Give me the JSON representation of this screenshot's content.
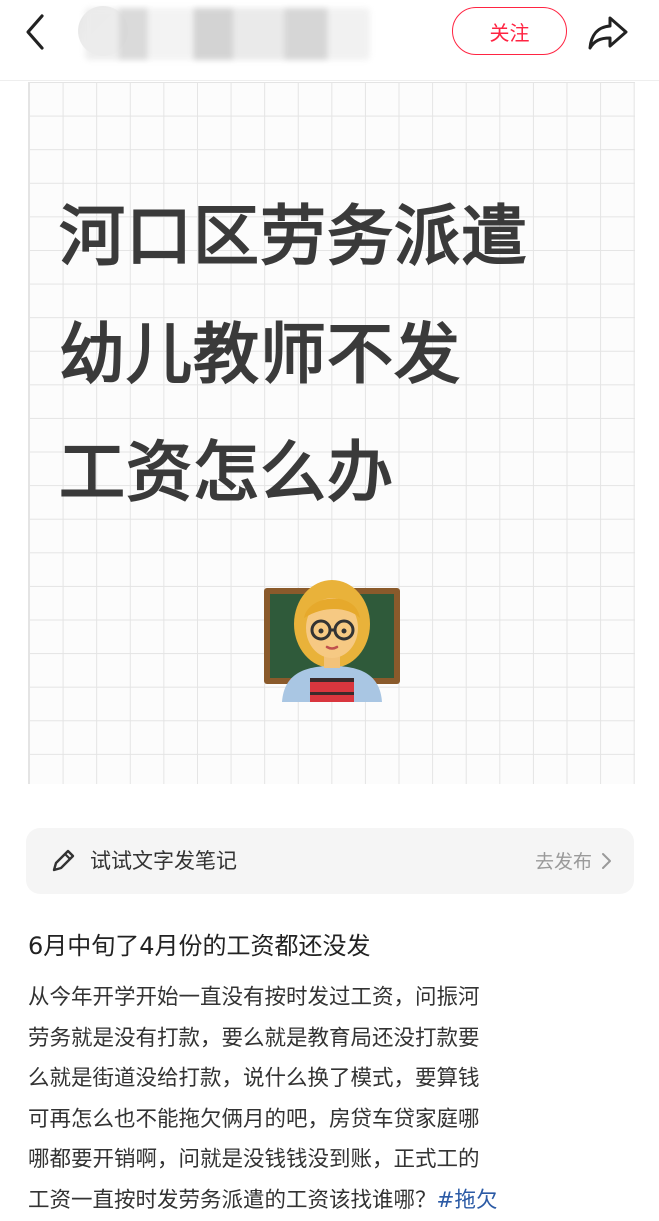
{
  "header": {
    "follow_label": "关注"
  },
  "cover": {
    "title_lines": [
      "河口区劳务派遣",
      "幼儿教师不发",
      "工资怎么办"
    ],
    "emoji": "teacher-emoji"
  },
  "compose": {
    "prompt": "试试文字发笔记",
    "publish_label": "去发布"
  },
  "post": {
    "title": "6月中旬了4月份的工资都还没发",
    "body_lines": [
      "从今年开学开始一直没有按时发过工资，问振河",
      "劳务就是没有打款，要么就是教育局还没打款要",
      "么就是街道没给打款，说什么换了模式，要算钱",
      "可再怎么也不能拖欠俩月的吧，房贷车贷家庭哪",
      "哪都要开销啊，问就是没钱钱没到账，正式工的",
      "工资一直按时发劳务派遣的工资该找谁哪？"
    ],
    "hashtag_partial": "#拖欠"
  },
  "colors": {
    "accent": "#ff2442",
    "hashtag": "#2b5aa5",
    "cover_text": "#3a3a3a"
  }
}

———

■ **EXERCISE**
Restate each entry word for word, leaving out any pictures.

■ **TASK SOLUTION**
Give me the JSON representation of this screenshot's content.
{
  "header": {
    "follow_label": "关注"
  },
  "cover": {
    "title_lines": [
      "河口区劳务派遣",
      "幼儿教师不发",
      "工资怎么办"
    ],
    "emoji": "teacher-emoji"
  },
  "compose": {
    "prompt": "试试文字发笔记",
    "publish_label": "去发布"
  },
  "post": {
    "title": "6月中旬了4月份的工资都还没发",
    "body_lines": [
      "从今年开学开始一直没有按时发过工资，问振河",
      "劳务就是没有打款，要么就是教育局还没打款要",
      "么就是街道没给打款，说什么换了模式，要算钱",
      "可再怎么也不能拖欠俩月的吧，房贷车贷家庭哪",
      "哪都要开销啊，问就是没钱钱没到账，正式工的",
      "工资一直按时发劳务派遣的工资该找谁哪？"
    ],
    "hashtag_partial": "#拖欠"
  },
  "colors": {
    "accent": "#ff2442",
    "hashtag": "#2b5aa5",
    "cover_text": "#3a3a3a"
  }
}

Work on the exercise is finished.